# start of Source data

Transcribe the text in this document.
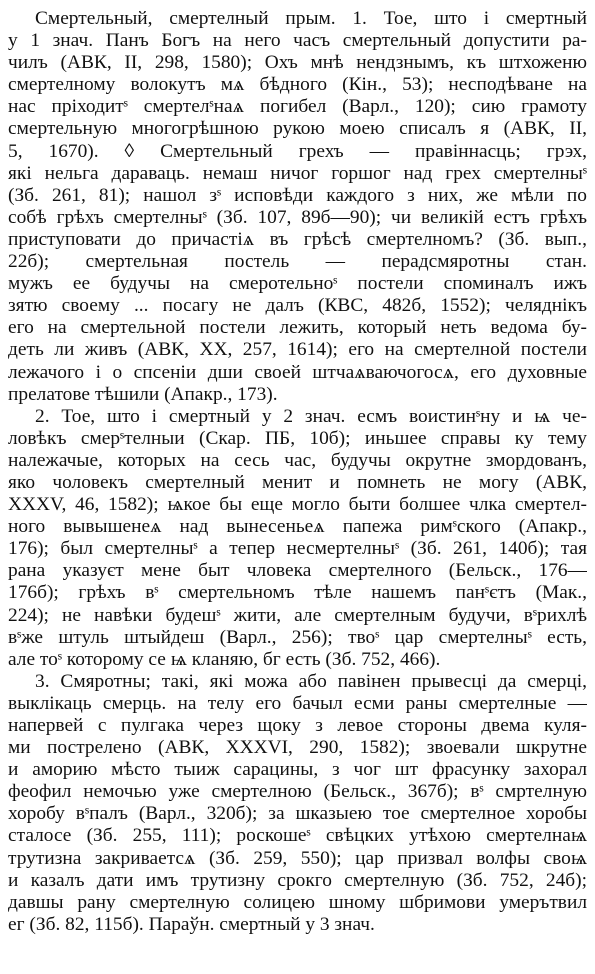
Смертельный, смертелный прым. 1. Тое, што і смертный
у 1 знач. Панъ Богъ на него часъ смертельный допустити ра-
чилъ (АВК, II, 298, 1580); Охъ мнѣ нендзнымъ, къ штхоженю
смертелному волокутъ мѧ бѣдного (Кін., 53); несподѣване на
нас пріходитˢ смертелˢнаѧ погибел (Варл., 120); сию грамоту
смертельную многогрѣшною рукою моею списалъ я (АВК, II,
5, 1670). ◊ Смертельный грехъ — правіннасць; грэх,
які нельга дараваць. немаш ничог горшог над грех смертелныˢ
(Зб. 261, 81); нашол зˢ исповѣди каждого з них, же мѣли по
собѣ грѣхъ смертелныˢ (Зб. 107, 89б—90); чи великій естъ грѣхъ
приступовати до причастіѧ въ грѣсѣ смертелномъ? (Зб. вып.,
22б); смертельная постель — перадсмяротны стан.
мужъ ее будучы на смеротельноˢ постели споминалъ ижъ
зятю своему ... посагу не далъ (КВС, 482б, 1552); челяднікъ
его на смертельной постели лежить, который неть ведома бу-
деть ли живъ (АВК, XX, 257, 1614); его на смертелной постели
лежачого і о спсеніи дши своей штчаѧваючогосѧ, его духовные
прелатове тѣшили (Апакр., 173).
2. Тое, што і смертный у 2 знач. есмъ воистинˢну и ѩ че-
ловѣкъ смерˢтелныи (Скар. ПБ, 10б); иньшее справы ку тему
належачые, которых на сесь час, будучы окрутне змордованъ,
яко чоловекъ смертелный менит и помнеть не могу (АВК,
XXXV, 46, 1582); ѩкое бы еще могло быти болшее члка смертел-
ного вывышенеѧ над вынесеньеѧ папежа римˢского (Апакр.,
176); был смертелныˢ а тепер несмертелныˢ (Зб. 261, 140б); тая
рана указуєт мене быт чловека смертелного (Бельск., 176—
176б); грѣхъ вˢ смертельномъ тѣле нашемъ панˢєтъ (Мак.,
224); не навѣки будешˢ жити, але смертелным будучи, вˢрихлѣ
вˢже штуль штыйдеш (Варл., 256); твоˢ цар смертелныˢ есть,
але тоˢ которому се ѩ кланяю, бг есть (Зб. 752, 466).
3. Смяротны; такі, які можа або павінен прывесці да смерці,
выклікаць смерць. на телу его бачыл есми раны смертелные —
напервей с пулгака через щоку з левое стороны двема куля-
ми пострелено (АВК, XXXVI, 290, 1582); звоевали шкрутне
и аморию мѣсто тыиж сарацины, з чог шт фрасунку захорал
феофил немочью уже смертелною (Бельск., 367б); вˢ смртелную
хоробу вˢпалъ (Варл., 320б); за шказыею тое смертелное хоробы
сталосе (Зб. 255, 111); роскошеˢ свѣцких утѣхою смертелнаѩ
трутизна закриваетсѧ (Зб. 259, 550); цар призвал волфы своѩ
и казалъ дати имъ трутизну срокго смертелную (Зб. 752, 24б);
давшы рану смертелную солицею шному шбримови умерътвил
ег (Зб. 82, 115б). Параўн. смертный у 3 знач.
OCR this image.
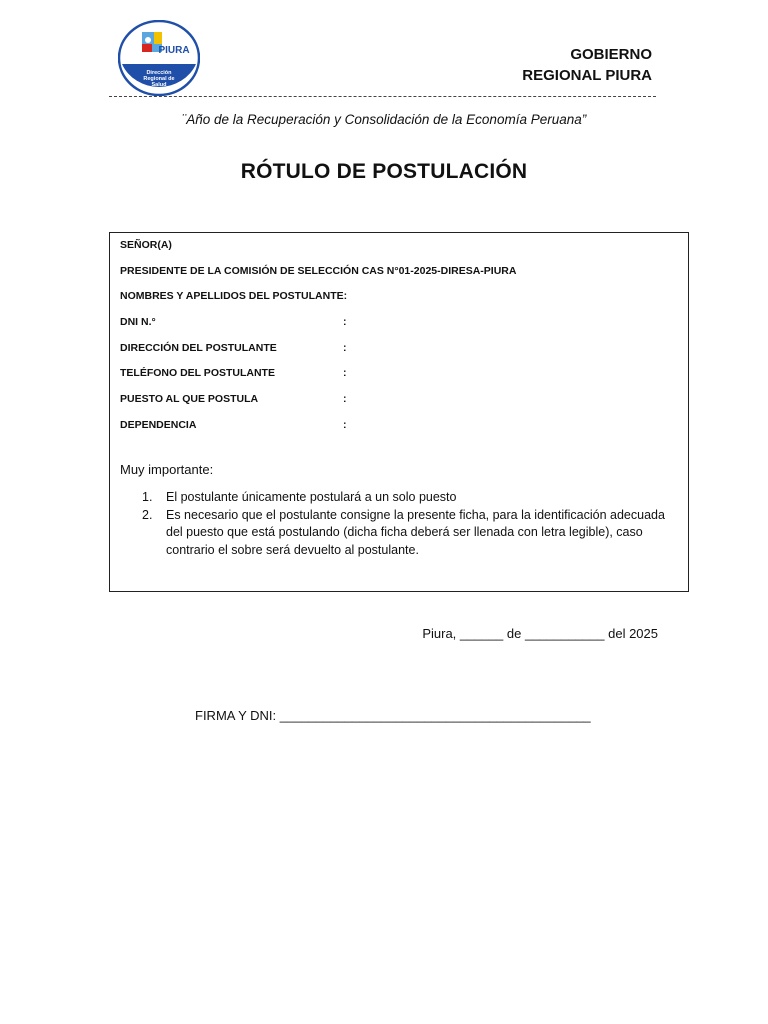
PIURA
Dirección
Regional de
Salud
GOBIERNO
REGIONAL PIURA
¨Año de la Recuperación y Consolidación de la Economía Peruana”
RÓTULO DE POSTULACIÓN
SEÑOR(A)
PRESIDENTE DE LA COMISIÓN DE SELECCIÓN CAS N°01-2025-DIRESA-PIURA
NOMBRES Y APELLIDOS DEL POSTULANTE:
DNI N.°	:
DIRECCIÓN DEL POSTULANTE	:
TELÉFONO DEL POSTULANTE	:
PUESTO AL QUE POSTULA	:
DEPENDENCIA	:
Muy importante:
1. El postulante únicamente postulará a un solo puesto
2. Es necesario que el postulante consigne la presente ficha, para la identificación adecuada del puesto que está postulando (dicha ficha deberá ser llenada con letra legible), caso contrario el sobre será devuelto al postulante.
Piura, ______ de ___________ del 2025
FIRMA Y DNI: ___________________________________________
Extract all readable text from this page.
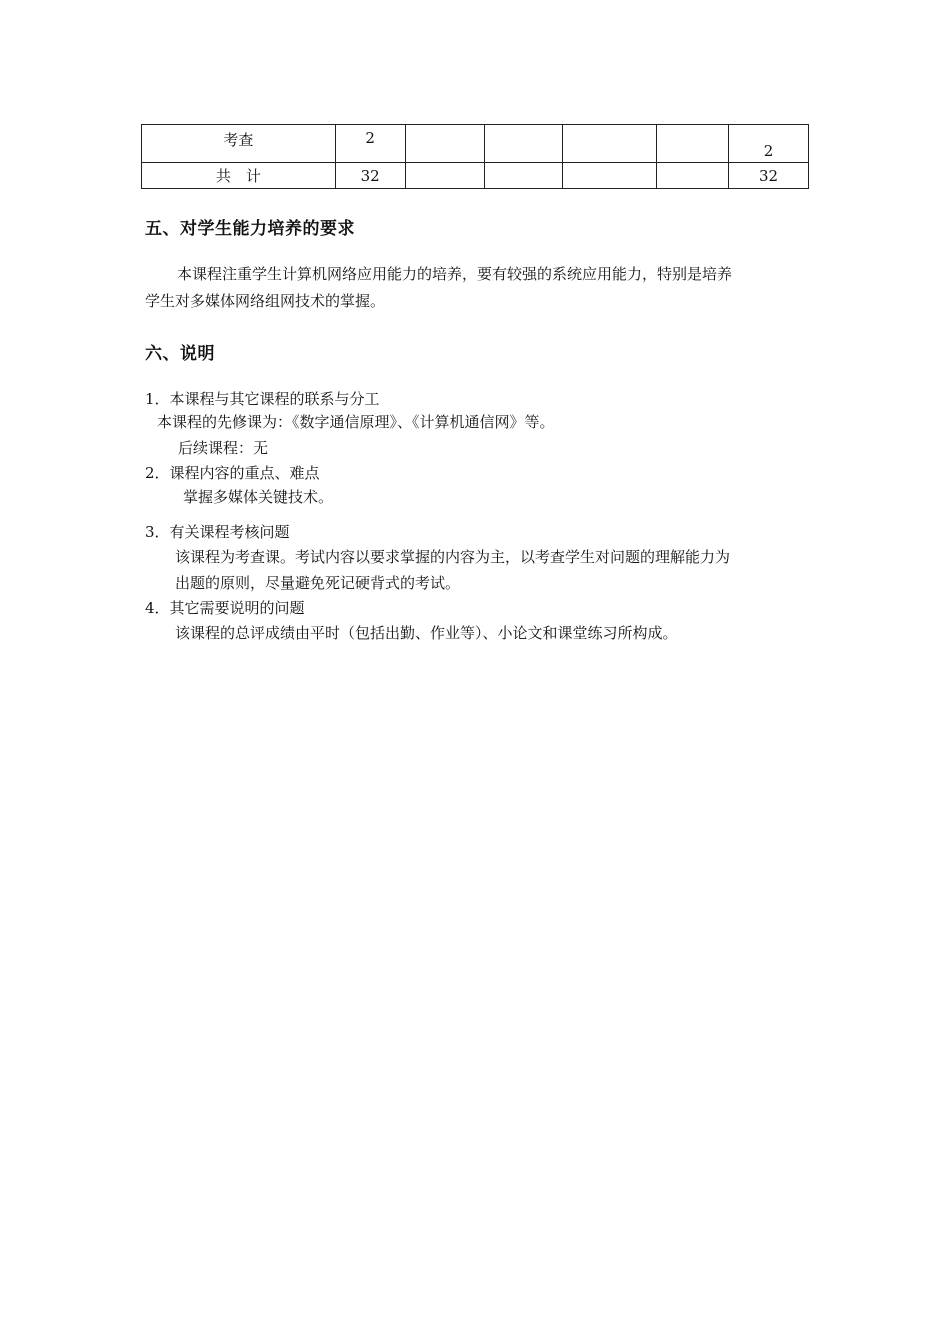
考查	2					2
共　计	32					32
五、对学生能力培养的要求
本课程注重学生计算机网络应用能力的培养，要有较强的系统应用能力，特别是培养
学生对多媒体网络组网技术的掌握。
六、说明
1．本课程与其它课程的联系与分工
本课程的先修课为：《数字通信原理》、《计算机通信网》等。
后续课程：无
2．课程内容的重点、难点
掌握多媒体关键技术。
3．有关课程考核问题
该课程为考查课。考试内容以要求掌握的内容为主，以考查学生对问题的理解能力为
出题的原则，尽量避免死记硬背式的考试。
4．其它需要说明的问题
该课程的总评成绩由平时（包括出勤、作业等）、小论文和课堂练习所构成。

# end of Source data

Find every line holding the word "смертный"; give their count and nothing else.

Solution for this problem:
3